Count every line in the entries that follow where the word "image" appears, then state only the total.
## START Records
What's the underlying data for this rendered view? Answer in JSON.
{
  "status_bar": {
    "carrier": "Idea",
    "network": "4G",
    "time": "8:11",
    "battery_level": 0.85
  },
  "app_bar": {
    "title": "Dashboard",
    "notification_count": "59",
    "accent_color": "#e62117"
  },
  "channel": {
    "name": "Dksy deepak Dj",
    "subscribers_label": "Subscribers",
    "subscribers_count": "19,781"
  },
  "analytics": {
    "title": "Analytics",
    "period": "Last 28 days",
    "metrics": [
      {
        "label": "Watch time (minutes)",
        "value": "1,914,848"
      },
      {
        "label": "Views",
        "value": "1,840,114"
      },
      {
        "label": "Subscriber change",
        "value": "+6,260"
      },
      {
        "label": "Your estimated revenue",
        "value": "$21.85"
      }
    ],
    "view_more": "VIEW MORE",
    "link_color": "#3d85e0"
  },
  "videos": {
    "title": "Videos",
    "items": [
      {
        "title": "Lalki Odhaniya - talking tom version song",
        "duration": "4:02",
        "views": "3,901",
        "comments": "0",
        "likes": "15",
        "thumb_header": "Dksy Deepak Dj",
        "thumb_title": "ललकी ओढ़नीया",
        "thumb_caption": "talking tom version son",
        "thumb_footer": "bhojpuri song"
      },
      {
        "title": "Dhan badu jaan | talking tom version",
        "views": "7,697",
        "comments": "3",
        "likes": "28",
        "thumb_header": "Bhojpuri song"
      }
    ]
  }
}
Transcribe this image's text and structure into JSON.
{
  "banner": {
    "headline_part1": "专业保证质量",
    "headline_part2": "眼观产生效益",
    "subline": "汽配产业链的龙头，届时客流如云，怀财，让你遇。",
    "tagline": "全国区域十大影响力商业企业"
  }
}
## END Records
## START Records
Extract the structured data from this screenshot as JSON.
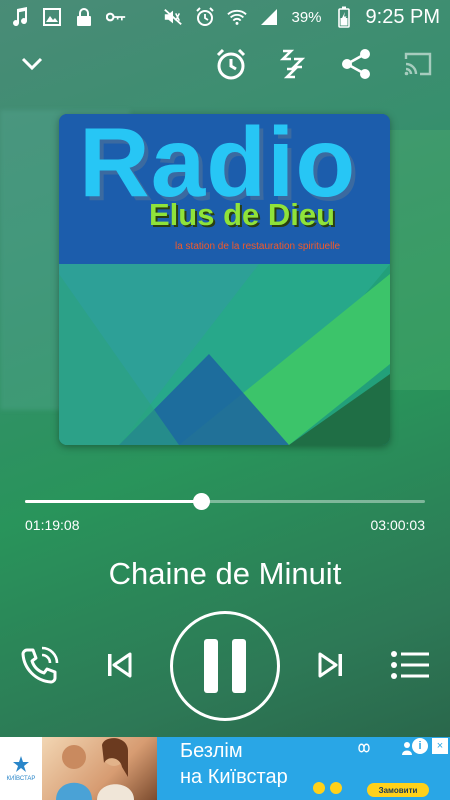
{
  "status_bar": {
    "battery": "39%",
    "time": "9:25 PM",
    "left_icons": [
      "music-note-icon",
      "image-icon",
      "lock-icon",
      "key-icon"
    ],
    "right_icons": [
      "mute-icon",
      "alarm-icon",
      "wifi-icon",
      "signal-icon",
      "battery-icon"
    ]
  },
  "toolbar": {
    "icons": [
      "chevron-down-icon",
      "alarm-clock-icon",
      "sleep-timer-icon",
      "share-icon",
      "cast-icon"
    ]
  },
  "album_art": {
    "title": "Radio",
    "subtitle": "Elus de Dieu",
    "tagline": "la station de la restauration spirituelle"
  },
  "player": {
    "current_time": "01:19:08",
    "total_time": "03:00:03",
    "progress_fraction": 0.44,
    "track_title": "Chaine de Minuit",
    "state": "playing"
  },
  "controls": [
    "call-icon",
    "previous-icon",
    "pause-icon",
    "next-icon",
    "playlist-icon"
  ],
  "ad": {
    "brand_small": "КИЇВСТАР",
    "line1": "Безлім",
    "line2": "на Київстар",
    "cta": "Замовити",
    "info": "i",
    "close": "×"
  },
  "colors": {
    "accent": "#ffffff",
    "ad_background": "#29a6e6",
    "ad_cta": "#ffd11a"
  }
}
## END Records
• _Output for this task_: 2